Repeat the records below exactly as they appear.

▶ Dataset records
☆ ☆ ☆ ☆

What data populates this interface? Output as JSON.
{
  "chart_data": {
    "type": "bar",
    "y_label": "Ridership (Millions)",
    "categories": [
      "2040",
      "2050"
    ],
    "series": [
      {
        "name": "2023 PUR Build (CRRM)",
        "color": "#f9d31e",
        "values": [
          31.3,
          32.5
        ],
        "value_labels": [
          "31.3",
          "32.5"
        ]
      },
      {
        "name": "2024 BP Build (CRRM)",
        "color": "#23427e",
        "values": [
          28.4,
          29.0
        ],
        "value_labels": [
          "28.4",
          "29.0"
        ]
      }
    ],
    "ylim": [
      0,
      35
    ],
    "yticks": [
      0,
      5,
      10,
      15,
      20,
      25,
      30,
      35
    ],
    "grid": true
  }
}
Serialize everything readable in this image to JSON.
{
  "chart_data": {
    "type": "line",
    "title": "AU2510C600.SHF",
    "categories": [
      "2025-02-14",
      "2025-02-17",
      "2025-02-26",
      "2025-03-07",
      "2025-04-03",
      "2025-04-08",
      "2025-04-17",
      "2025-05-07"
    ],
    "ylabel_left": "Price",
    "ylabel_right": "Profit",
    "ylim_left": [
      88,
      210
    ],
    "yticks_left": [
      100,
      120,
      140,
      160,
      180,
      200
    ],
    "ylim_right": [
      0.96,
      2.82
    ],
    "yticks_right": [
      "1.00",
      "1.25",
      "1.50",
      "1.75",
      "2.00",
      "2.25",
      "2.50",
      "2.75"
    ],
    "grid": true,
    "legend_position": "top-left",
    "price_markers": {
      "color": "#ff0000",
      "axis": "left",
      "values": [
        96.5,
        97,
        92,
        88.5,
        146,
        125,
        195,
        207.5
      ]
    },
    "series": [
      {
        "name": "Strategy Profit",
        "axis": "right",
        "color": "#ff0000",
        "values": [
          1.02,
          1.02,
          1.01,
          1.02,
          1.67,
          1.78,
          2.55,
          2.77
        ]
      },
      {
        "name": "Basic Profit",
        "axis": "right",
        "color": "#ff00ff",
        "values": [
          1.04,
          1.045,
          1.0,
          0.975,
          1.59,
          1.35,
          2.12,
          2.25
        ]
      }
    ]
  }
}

☆ ☆ ☆ ☆

▶ Output for this exercise
What data populates this interface? Output as JSON.
{
  "chart_data": {
    "type": "bar",
    "y_label": "Ridership (Millions)",
    "categories": [
      "2040",
      "2050"
    ],
    "series": [
      {
        "name": "2023 PUR Build (CRRM)",
        "color": "#f9d31e",
        "values": [
          31.3,
          32.5
        ],
        "value_labels": [
          "31.3",
          "32.5"
        ]
      },
      {
        "name": "2024 BP Build (CRRM)",
        "color": "#23427e",
        "values": [
          28.4,
          29.0
        ],
        "value_labels": [
          "28.4",
          "29.0"
        ]
      }
    ],
    "ylim": [
      0,
      35
    ],
    "yticks": [
      0,
      5,
      10,
      15,
      20,
      25,
      30,
      35
    ],
    "grid": true
  }
}
Serialize everything readable in this image to JSON.
{
  "chart_data": {
    "type": "line",
    "title": "AU2510C600.SHF",
    "categories": [
      "2025-02-14",
      "2025-02-17",
      "2025-02-26",
      "2025-03-07",
      "2025-04-03",
      "2025-04-08",
      "2025-04-17",
      "2025-05-07"
    ],
    "ylabel_left": "Price",
    "ylabel_right": "Profit",
    "ylim_left": [
      88,
      210
    ],
    "yticks_left": [
      100,
      120,
      140,
      160,
      180,
      200
    ],
    "ylim_right": [
      0.96,
      2.82
    ],
    "yticks_right": [
      "1.00",
      "1.25",
      "1.50",
      "1.75",
      "2.00",
      "2.25",
      "2.50",
      "2.75"
    ],
    "grid": true,
    "legend_position": "top-left",
    "price_markers": {
      "color": "#ff0000",
      "axis": "left",
      "values": [
        96.5,
        97,
        92,
        88.5,
        146,
        125,
        195,
        207.5
      ]
    },
    "series": [
      {
        "name": "Strategy Profit",
        "axis": "right",
        "color": "#ff0000",
        "values": [
          1.02,
          1.02,
          1.01,
          1.02,
          1.67,
          1.78,
          2.55,
          2.77
        ]
      },
      {
        "name": "Basic Profit",
        "axis": "right",
        "color": "#ff00ff",
        "values": [
          1.04,
          1.045,
          1.0,
          0.975,
          1.59,
          1.35,
          2.12,
          2.25
        ]
      }
    ]
  }
}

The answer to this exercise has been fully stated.